## Passage
>> START
Published:Saturday | May 5, 2018 | 12:00 AM
Demonstrators carry posters criticising Russian President Vladimir Putin during a massive protest rally in St Petersburg yesterday.

MOSCOW (AP):

Russians angered by the impending inauguration of Vladimir Putin to a new term as president protested yesterday in scores of cities across the country - and police responded by reportedly arresting more than 1,000 of them.

Among those arrested was protest organiser Alexei Navalny, the anti-corruption campaigner who is Putin's most prominent foe.

Police seized Navalny by the arms and legs and carried the thrashing activist from Moscow's Pushkin Square, where thousands were gathered for an unauthorised protest.

Police also used batons against protesters who chanted "Putin is a thief!" and "Russia will be free!"

Demonstrations under the slogan 'He is not our tsar' took place throughout the country, from Yakutsk in the far northeast to St Petersburg and Kaliningrad on the fringes of Europe.
>> END
## Information provided
>> START
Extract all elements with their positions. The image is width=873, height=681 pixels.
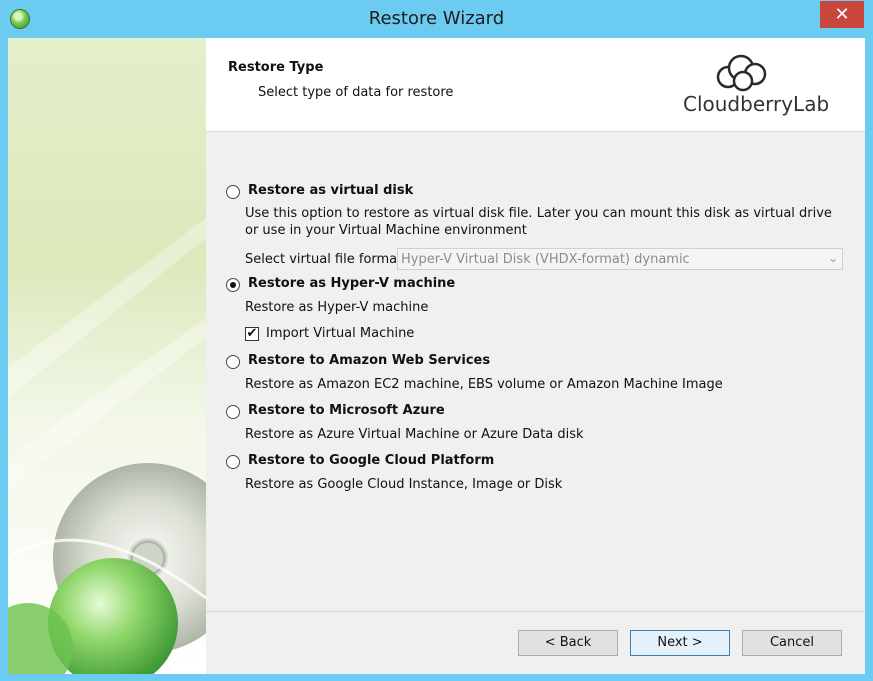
>> END
## Instructions to follow
Carry on the news report about the protests against Putin's inauguration, starting after its last sentence.

## Answer to the exercise
The protests demonstrated that Navalny's opposition, although considered beleaguered by officials and largely ignored by state-controlled television, has sizeable support in much of the country.

''I think that Putin isn't worthy of leading this country. He has been doing it for 18 years and has done nothing good for it," said Moscow demonstrator Dmitry Nikitenko. "He should leave for good."

OVD-Info, an organisation that monitors political repression, said late yesterday that at least 1,029 people had been detained at demonstrations in 19 Russian cities. It said that 574 were arrested in Moscow alone.

Moscow police said that about 300 people were detained in the capital, and there was no official countrywide tally.

Navalny was to be charged with disobeying police, an offence that carries a sentence of up to 15 days, news reports said, though when he would face a judge was not immediately clear. Navalny has served several multiweek stretches in jail on similar charges.